Data listing
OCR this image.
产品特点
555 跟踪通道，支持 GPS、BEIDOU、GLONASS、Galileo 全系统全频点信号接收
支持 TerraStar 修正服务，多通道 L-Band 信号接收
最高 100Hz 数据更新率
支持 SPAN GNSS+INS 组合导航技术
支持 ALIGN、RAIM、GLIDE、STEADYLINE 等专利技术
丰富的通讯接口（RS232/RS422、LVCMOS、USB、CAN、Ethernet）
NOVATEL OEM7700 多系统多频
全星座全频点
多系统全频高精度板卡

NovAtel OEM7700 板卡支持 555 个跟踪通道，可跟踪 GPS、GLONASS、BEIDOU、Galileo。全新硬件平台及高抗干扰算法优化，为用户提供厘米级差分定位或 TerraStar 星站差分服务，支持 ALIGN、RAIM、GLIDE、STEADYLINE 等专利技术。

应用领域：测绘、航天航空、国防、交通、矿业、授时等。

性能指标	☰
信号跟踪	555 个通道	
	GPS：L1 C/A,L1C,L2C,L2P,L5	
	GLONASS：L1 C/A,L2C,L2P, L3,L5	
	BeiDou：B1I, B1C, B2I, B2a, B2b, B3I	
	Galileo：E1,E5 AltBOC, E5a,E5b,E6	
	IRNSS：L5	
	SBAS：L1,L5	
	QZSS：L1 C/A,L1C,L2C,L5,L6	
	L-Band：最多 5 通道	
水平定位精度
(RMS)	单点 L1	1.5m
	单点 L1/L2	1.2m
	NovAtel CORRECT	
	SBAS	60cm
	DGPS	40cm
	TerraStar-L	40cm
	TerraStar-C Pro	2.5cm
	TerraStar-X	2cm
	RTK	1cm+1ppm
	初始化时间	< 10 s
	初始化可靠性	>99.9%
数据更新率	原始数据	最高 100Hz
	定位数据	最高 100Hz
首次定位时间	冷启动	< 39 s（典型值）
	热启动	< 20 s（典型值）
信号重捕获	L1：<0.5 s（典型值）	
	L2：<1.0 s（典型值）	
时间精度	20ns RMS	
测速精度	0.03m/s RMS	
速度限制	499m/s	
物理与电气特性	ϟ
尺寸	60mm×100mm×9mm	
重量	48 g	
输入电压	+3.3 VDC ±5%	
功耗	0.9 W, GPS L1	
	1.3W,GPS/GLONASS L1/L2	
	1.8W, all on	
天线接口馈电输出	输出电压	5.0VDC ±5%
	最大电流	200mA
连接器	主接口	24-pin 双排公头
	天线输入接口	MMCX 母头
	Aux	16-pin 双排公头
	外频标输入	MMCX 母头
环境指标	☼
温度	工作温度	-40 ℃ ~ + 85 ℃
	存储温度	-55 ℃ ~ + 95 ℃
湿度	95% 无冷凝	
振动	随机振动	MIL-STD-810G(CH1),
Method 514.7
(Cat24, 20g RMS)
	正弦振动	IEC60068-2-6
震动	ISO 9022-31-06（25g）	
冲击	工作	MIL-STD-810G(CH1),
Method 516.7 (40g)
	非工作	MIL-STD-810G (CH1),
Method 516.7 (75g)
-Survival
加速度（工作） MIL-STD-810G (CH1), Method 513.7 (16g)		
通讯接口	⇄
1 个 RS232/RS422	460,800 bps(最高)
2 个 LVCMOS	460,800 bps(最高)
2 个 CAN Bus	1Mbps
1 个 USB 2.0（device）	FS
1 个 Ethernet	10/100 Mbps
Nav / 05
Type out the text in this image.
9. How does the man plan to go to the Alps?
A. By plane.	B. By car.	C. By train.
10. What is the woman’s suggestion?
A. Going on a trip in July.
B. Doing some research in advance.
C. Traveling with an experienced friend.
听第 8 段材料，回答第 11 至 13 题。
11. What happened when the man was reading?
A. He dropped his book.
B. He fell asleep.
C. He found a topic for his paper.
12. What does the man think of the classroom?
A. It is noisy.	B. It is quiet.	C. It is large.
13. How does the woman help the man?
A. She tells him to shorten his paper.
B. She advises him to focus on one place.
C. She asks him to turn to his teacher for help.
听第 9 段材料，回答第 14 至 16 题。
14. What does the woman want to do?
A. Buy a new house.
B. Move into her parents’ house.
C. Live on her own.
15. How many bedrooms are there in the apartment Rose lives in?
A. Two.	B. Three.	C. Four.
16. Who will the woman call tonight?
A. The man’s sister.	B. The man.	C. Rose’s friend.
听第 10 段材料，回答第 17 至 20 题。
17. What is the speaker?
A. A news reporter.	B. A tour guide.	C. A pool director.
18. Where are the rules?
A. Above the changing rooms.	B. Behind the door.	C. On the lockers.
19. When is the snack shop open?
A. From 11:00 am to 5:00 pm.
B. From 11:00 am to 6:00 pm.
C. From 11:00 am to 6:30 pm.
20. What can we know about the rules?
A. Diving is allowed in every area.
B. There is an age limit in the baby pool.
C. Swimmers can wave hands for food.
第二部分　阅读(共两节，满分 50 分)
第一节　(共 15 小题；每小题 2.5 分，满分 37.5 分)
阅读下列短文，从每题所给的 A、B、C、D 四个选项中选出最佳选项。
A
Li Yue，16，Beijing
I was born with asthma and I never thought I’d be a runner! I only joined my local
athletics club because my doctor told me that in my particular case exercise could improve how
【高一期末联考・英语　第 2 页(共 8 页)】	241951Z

Problem
The lines to collect are those holding the string "RAIM"; copy them all.

Problem solution
支持 ALIGN、RAIM、GLIDE、STEADYLINE 等专利技术
NovAtel OEM7700 板卡支持 555 个跟踪通道，可跟踪 GPS、GLONASS、BEIDOU、Galileo。全新硬件平台及高抗干扰算法优化，为用户提供厘米级差分定位或 TerraStar 星站差分服务，支持 ALIGN、RAIM、GLIDE、STEADYLINE 等专利技术。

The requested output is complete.